Chart and figure data
[Start]

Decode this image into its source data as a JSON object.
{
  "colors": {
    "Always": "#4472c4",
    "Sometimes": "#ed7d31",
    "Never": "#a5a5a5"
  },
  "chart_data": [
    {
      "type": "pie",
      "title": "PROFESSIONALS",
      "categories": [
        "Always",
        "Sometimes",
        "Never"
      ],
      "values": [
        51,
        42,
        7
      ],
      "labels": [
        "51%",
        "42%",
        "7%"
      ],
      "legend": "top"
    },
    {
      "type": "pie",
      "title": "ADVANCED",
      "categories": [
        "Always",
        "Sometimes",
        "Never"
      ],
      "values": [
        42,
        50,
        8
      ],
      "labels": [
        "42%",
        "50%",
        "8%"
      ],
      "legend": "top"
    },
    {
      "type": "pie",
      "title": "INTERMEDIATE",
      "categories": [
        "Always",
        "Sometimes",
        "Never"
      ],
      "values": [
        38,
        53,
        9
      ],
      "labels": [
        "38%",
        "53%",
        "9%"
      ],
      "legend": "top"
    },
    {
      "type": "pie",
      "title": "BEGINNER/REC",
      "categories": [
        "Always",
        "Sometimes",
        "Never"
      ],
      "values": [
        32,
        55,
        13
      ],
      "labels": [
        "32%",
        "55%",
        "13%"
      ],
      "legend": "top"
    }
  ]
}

[End]

Each line in the material above must be retyped without alteration.

Decode this image into its source data as a JSON object.
{
  "colors": {
    "Always": "#4472c4",
    "Sometimes": "#ed7d31",
    "Never": "#a5a5a5"
  },
  "chart_data": [
    {
      "type": "pie",
      "title": "PROFESSIONALS",
      "categories": [
        "Always",
        "Sometimes",
        "Never"
      ],
      "values": [
        51,
        42,
        7
      ],
      "labels": [
        "51%",
        "42%",
        "7%"
      ],
      "legend": "top"
    },
    {
      "type": "pie",
      "title": "ADVANCED",
      "categories": [
        "Always",
        "Sometimes",
        "Never"
      ],
      "values": [
        42,
        50,
        8
      ],
      "labels": [
        "42%",
        "50%",
        "8%"
      ],
      "legend": "top"
    },
    {
      "type": "pie",
      "title": "INTERMEDIATE",
      "categories": [
        "Always",
        "Sometimes",
        "Never"
      ],
      "values": [
        38,
        53,
        9
      ],
      "labels": [
        "38%",
        "53%",
        "9%"
      ],
      "legend": "top"
    },
    {
      "type": "pie",
      "title": "BEGINNER/REC",
      "categories": [
        "Always",
        "Sometimes",
        "Never"
      ],
      "values": [
        32,
        55,
        13
      ],
      "labels": [
        "32%",
        "55%",
        "13%"
      ],
      "legend": "top"
    }
  ]
}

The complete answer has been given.